Objective
Would you write out the listing verbatim and skip every picture in it?

The records
============

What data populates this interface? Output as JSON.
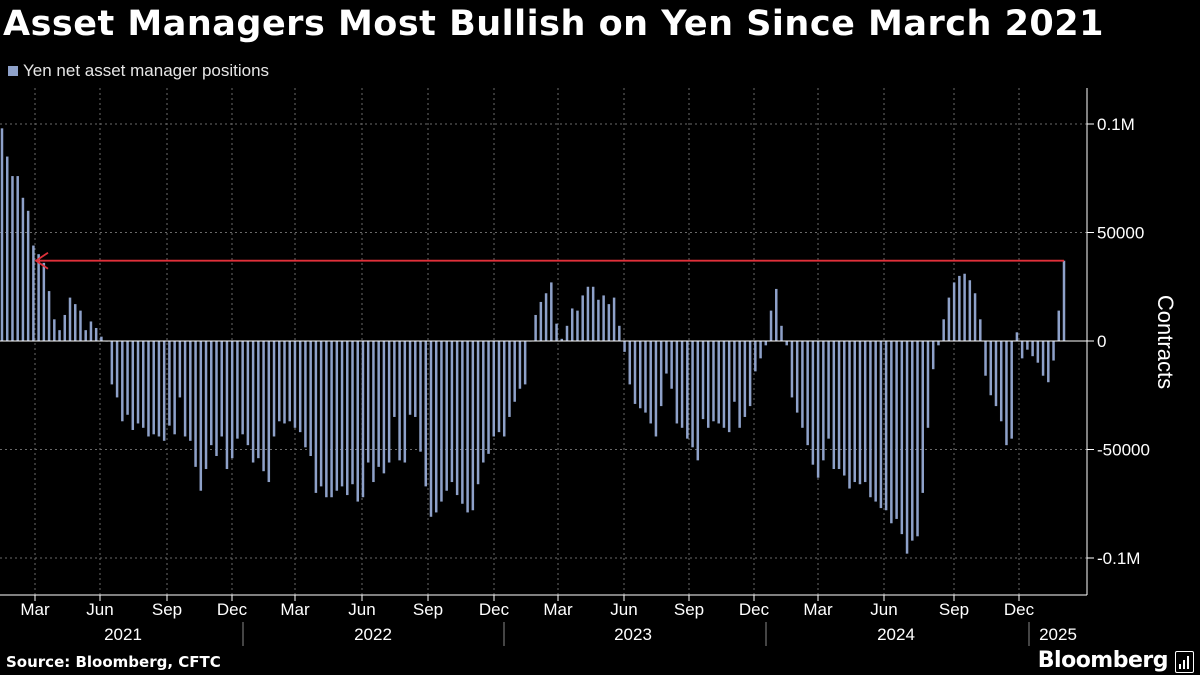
{
  "title": "Asset Managers Most Bullish on Yen Since March 2021",
  "legend_label": "Yen net asset manager positions",
  "y_axis_label": "Contracts",
  "source": "Source: Bloomberg, CFTC",
  "brand": "Bloomberg",
  "colors": {
    "bar": "#8ea1c9",
    "arrow": "#e0303a",
    "grid": "#6a6a6a",
    "axis": "#ffffff",
    "background": "#000000"
  },
  "chart_data": {
    "type": "bar",
    "ylabel": "Contracts",
    "ylim": [
      -117000,
      117000
    ],
    "yticks": [
      {
        "value": 100000,
        "label": "0.1M"
      },
      {
        "value": 50000,
        "label": "50000"
      },
      {
        "value": 0,
        "label": "0"
      },
      {
        "value": -50000,
        "label": "-50000"
      },
      {
        "value": -100000,
        "label": "-0.1M"
      }
    ],
    "month_ticks": [
      "Mar",
      "Jun",
      "Sep",
      "Dec",
      "Mar",
      "Jun",
      "Sep",
      "Dec",
      "Mar",
      "Jun",
      "Sep",
      "Dec",
      "Mar",
      "Jun",
      "Sep",
      "Dec"
    ],
    "years": [
      "2021",
      "2022",
      "2023",
      "2024",
      "2025"
    ],
    "grid": true,
    "annotation": {
      "type": "arrow",
      "value": 37000,
      "direction": "left",
      "color": "#e0303a"
    },
    "series": [
      {
        "values": [
          98000,
          85000,
          76000,
          76000,
          66000,
          60000,
          44000,
          40000,
          36000,
          23000,
          10000,
          5000,
          12000,
          20000,
          17000,
          14000,
          5000,
          9000,
          6000,
          2000,
          0,
          -20000,
          -26000,
          -37000,
          -34000,
          -41000,
          -38000,
          -40000,
          -44000,
          -43000,
          -44000,
          -46000,
          -39000,
          -43000,
          -26000,
          -44000,
          -46000,
          -58000,
          -69000,
          -59000,
          -48000,
          -53000,
          -44000,
          -59000,
          -54000,
          -45000,
          -43000,
          -48000,
          -56000,
          -54000,
          -60000,
          -65000,
          -44000,
          -37000,
          -38000,
          -37000,
          -40000,
          -42000,
          -49000,
          -53000,
          -70000,
          -67000,
          -72000,
          -72000,
          -69000,
          -67000,
          -71000,
          -66000,
          -74000,
          -72000,
          -56000,
          -65000,
          -58000,
          -61000,
          -56000,
          -35000,
          -55000,
          -56000,
          -34000,
          -35000,
          -51000,
          -67000,
          -81000,
          -79000,
          -74000,
          -69000,
          -65000,
          -71000,
          -75000,
          -79000,
          -78000,
          -66000,
          -56000,
          -52000,
          -44000,
          -42000,
          -44000,
          -35000,
          -28000,
          -22000,
          -20000,
          0,
          12000,
          18000,
          22000,
          27000,
          8000,
          1000,
          7000,
          15000,
          14000,
          21000,
          25000,
          25000,
          19000,
          21000,
          17000,
          20000,
          7000,
          -5000,
          -20000,
          -29000,
          -31000,
          -33000,
          -38000,
          -44000,
          -30000,
          -15000,
          -22000,
          -38000,
          -40000,
          -45000,
          -49000,
          -55000,
          -36000,
          -40000,
          -37000,
          -38000,
          -40000,
          -42000,
          -28000,
          -40000,
          -35000,
          -30000,
          -14000,
          -8000,
          -2000,
          14000,
          24000,
          7000,
          -2000,
          -26000,
          -33000,
          -40000,
          -48000,
          -57000,
          -63000,
          -55000,
          -45000,
          -59000,
          -59000,
          -62000,
          -68000,
          -65000,
          -66000,
          -65000,
          -72000,
          -74000,
          -77000,
          -78000,
          -84000,
          -82000,
          -89000,
          -98000,
          -92000,
          -90000,
          -70000,
          -40000,
          -13000,
          -2000,
          10000,
          20000,
          27000,
          30000,
          31000,
          28000,
          22000,
          10000,
          -16000,
          -25000,
          -30000,
          -37000,
          -48000,
          -45000,
          4000,
          -8000,
          -4000,
          -7000,
          -10000,
          -16000,
          -19000,
          -9000,
          14000,
          37000
        ]
      }
    ]
  }
}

============

Final result
What data populates this interface? Output as JSON.
{
  "title": "Asset Managers Most Bullish on Yen Since March 2021",
  "legend_label": "Yen net asset manager positions",
  "y_axis_label": "Contracts",
  "source": "Source: Bloomberg, CFTC",
  "brand": "Bloomberg",
  "colors": {
    "bar": "#8ea1c9",
    "arrow": "#e0303a",
    "grid": "#6a6a6a",
    "axis": "#ffffff",
    "background": "#000000"
  },
  "chart_data": {
    "type": "bar",
    "ylabel": "Contracts",
    "ylim": [
      -117000,
      117000
    ],
    "yticks": [
      {
        "value": 100000,
        "label": "0.1M"
      },
      {
        "value": 50000,
        "label": "50000"
      },
      {
        "value": 0,
        "label": "0"
      },
      {
        "value": -50000,
        "label": "-50000"
      },
      {
        "value": -100000,
        "label": "-0.1M"
      }
    ],
    "month_ticks": [
      "Mar",
      "Jun",
      "Sep",
      "Dec",
      "Mar",
      "Jun",
      "Sep",
      "Dec",
      "Mar",
      "Jun",
      "Sep",
      "Dec",
      "Mar",
      "Jun",
      "Sep",
      "Dec"
    ],
    "years": [
      "2021",
      "2022",
      "2023",
      "2024",
      "2025"
    ],
    "grid": true,
    "annotation": {
      "type": "arrow",
      "value": 37000,
      "direction": "left",
      "color": "#e0303a"
    },
    "series": [
      {
        "values": [
          98000,
          85000,
          76000,
          76000,
          66000,
          60000,
          44000,
          40000,
          36000,
          23000,
          10000,
          5000,
          12000,
          20000,
          17000,
          14000,
          5000,
          9000,
          6000,
          2000,
          0,
          -20000,
          -26000,
          -37000,
          -34000,
          -41000,
          -38000,
          -40000,
          -44000,
          -43000,
          -44000,
          -46000,
          -39000,
          -43000,
          -26000,
          -44000,
          -46000,
          -58000,
          -69000,
          -59000,
          -48000,
          -53000,
          -44000,
          -59000,
          -54000,
          -45000,
          -43000,
          -48000,
          -56000,
          -54000,
          -60000,
          -65000,
          -44000,
          -37000,
          -38000,
          -37000,
          -40000,
          -42000,
          -49000,
          -53000,
          -70000,
          -67000,
          -72000,
          -72000,
          -69000,
          -67000,
          -71000,
          -66000,
          -74000,
          -72000,
          -56000,
          -65000,
          -58000,
          -61000,
          -56000,
          -35000,
          -55000,
          -56000,
          -34000,
          -35000,
          -51000,
          -67000,
          -81000,
          -79000,
          -74000,
          -69000,
          -65000,
          -71000,
          -75000,
          -79000,
          -78000,
          -66000,
          -56000,
          -52000,
          -44000,
          -42000,
          -44000,
          -35000,
          -28000,
          -22000,
          -20000,
          0,
          12000,
          18000,
          22000,
          27000,
          8000,
          1000,
          7000,
          15000,
          14000,
          21000,
          25000,
          25000,
          19000,
          21000,
          17000,
          20000,
          7000,
          -5000,
          -20000,
          -29000,
          -31000,
          -33000,
          -38000,
          -44000,
          -30000,
          -15000,
          -22000,
          -38000,
          -40000,
          -45000,
          -49000,
          -55000,
          -36000,
          -40000,
          -37000,
          -38000,
          -40000,
          -42000,
          -28000,
          -40000,
          -35000,
          -30000,
          -14000,
          -8000,
          -2000,
          14000,
          24000,
          7000,
          -2000,
          -26000,
          -33000,
          -40000,
          -48000,
          -57000,
          -63000,
          -55000,
          -45000,
          -59000,
          -59000,
          -62000,
          -68000,
          -65000,
          -66000,
          -65000,
          -72000,
          -74000,
          -77000,
          -78000,
          -84000,
          -82000,
          -89000,
          -98000,
          -92000,
          -90000,
          -70000,
          -40000,
          -13000,
          -2000,
          10000,
          20000,
          27000,
          30000,
          31000,
          28000,
          22000,
          10000,
          -16000,
          -25000,
          -30000,
          -37000,
          -48000,
          -45000,
          4000,
          -8000,
          -4000,
          -7000,
          -10000,
          -16000,
          -19000,
          -9000,
          14000,
          37000
        ]
      }
    ]
  }
}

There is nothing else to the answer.